-------- Listed records --------

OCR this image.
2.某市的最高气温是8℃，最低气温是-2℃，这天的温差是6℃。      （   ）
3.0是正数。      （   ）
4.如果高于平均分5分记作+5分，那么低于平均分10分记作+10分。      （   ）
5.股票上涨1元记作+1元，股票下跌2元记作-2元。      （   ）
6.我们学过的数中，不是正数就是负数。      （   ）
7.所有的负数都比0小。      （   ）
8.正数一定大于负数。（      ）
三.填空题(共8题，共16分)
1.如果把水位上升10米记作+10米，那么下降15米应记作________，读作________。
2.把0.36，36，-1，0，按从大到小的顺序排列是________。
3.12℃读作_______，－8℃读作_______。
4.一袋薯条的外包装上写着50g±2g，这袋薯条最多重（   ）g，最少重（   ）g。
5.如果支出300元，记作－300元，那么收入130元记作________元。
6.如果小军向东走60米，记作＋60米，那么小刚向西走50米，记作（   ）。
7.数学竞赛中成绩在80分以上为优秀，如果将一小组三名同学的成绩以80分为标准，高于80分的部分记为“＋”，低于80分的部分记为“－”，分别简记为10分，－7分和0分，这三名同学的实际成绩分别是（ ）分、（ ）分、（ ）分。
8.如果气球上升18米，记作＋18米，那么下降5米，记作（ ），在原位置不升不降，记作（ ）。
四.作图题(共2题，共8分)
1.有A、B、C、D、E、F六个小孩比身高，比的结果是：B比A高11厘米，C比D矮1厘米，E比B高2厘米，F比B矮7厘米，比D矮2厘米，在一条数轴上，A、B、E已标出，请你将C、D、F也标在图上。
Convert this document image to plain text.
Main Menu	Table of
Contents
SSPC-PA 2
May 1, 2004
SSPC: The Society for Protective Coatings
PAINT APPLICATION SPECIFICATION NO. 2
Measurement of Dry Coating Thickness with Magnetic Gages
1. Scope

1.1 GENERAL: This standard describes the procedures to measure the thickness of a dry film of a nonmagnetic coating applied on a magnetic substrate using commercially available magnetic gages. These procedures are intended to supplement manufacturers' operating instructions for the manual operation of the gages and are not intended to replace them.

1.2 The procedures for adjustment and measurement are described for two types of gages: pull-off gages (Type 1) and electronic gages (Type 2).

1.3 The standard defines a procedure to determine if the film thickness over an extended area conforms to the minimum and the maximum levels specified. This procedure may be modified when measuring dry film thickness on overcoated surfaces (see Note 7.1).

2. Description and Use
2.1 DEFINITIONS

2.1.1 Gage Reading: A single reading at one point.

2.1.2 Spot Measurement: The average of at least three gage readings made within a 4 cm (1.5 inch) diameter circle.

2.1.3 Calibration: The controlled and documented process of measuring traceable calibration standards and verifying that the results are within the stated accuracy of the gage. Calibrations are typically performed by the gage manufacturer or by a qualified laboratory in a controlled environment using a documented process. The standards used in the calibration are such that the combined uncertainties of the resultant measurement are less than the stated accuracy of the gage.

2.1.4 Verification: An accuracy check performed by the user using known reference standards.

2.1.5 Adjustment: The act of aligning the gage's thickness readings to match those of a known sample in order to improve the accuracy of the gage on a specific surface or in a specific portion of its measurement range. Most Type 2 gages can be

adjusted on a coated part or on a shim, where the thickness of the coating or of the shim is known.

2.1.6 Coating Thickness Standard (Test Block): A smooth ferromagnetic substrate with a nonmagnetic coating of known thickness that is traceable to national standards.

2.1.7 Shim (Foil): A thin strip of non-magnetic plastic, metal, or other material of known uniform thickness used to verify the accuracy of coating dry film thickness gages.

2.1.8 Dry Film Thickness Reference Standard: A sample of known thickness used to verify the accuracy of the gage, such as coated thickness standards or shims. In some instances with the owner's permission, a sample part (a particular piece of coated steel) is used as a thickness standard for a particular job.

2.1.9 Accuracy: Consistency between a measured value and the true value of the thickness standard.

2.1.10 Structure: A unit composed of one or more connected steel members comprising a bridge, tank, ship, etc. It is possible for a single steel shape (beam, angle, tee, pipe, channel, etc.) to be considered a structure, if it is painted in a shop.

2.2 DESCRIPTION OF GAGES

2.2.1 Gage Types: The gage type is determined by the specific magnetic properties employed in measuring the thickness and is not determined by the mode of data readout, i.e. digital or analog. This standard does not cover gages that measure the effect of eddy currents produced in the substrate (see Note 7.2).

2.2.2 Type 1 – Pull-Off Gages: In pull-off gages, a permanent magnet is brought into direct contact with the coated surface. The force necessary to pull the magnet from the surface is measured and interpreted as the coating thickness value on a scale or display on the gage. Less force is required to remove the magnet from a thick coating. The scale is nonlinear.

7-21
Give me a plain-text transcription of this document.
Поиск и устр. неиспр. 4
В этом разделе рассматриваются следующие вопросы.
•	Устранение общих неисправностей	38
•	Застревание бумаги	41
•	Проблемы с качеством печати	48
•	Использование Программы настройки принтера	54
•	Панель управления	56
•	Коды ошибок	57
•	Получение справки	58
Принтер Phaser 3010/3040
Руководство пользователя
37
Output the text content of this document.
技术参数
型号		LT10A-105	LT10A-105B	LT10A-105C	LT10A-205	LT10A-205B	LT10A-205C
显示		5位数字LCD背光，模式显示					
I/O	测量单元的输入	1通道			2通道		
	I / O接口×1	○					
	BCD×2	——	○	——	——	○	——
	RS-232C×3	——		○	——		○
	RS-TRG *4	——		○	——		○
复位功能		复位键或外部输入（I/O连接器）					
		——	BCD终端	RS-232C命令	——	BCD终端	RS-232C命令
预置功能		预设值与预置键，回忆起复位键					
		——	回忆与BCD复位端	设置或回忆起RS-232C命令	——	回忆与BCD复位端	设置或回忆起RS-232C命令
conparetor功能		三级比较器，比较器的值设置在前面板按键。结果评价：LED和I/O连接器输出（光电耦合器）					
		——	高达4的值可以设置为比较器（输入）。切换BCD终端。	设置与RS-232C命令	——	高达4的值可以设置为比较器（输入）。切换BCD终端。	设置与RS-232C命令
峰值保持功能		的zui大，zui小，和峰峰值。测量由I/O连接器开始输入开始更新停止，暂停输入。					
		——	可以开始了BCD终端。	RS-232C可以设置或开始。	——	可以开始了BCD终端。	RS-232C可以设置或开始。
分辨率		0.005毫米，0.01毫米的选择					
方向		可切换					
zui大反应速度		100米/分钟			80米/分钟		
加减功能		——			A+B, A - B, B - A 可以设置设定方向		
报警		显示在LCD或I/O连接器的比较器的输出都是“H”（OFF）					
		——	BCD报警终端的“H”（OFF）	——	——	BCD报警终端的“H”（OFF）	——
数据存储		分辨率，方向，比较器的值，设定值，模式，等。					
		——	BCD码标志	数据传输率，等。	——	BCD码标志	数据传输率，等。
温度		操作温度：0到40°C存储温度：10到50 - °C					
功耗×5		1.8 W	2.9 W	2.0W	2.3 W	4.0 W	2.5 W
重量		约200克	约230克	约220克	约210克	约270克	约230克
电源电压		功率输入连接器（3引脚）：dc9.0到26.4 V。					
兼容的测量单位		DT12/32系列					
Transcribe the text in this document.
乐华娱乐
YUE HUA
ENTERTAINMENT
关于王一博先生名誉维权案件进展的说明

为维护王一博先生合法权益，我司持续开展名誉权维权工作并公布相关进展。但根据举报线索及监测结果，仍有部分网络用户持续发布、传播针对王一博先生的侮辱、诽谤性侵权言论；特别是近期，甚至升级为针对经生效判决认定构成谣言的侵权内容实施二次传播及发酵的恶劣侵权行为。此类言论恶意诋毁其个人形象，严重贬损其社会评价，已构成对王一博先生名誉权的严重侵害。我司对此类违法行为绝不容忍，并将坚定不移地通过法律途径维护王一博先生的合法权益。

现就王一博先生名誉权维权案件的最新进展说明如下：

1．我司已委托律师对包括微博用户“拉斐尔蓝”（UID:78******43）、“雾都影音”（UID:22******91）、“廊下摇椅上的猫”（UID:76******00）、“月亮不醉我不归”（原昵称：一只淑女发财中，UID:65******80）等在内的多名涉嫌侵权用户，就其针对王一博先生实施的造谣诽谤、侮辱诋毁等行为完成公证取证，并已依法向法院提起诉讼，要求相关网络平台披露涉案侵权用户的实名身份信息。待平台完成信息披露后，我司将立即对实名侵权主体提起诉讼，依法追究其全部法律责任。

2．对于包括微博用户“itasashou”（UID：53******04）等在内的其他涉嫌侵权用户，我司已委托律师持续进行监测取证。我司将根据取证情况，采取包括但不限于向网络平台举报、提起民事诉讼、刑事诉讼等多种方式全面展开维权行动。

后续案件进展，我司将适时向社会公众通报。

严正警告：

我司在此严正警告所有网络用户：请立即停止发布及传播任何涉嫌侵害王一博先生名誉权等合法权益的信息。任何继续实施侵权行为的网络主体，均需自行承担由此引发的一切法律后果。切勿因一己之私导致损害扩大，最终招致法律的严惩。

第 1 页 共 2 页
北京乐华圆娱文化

--------

> **The task**
Lines from the records above that hold "readings" are the ones to list.

> **Answer to this problem**
2.1.2 Spot Measurement: The average of at least three gage readings made within a 4 cm (1.5 inch) diameter circle.
2.1.5 Adjustment: The act of aligning the gage's thickness readings to match those of a known sample in order to improve the accuracy of the gage on a specific surface or in a specific portion of its measurement range. Most Type 2 gages can be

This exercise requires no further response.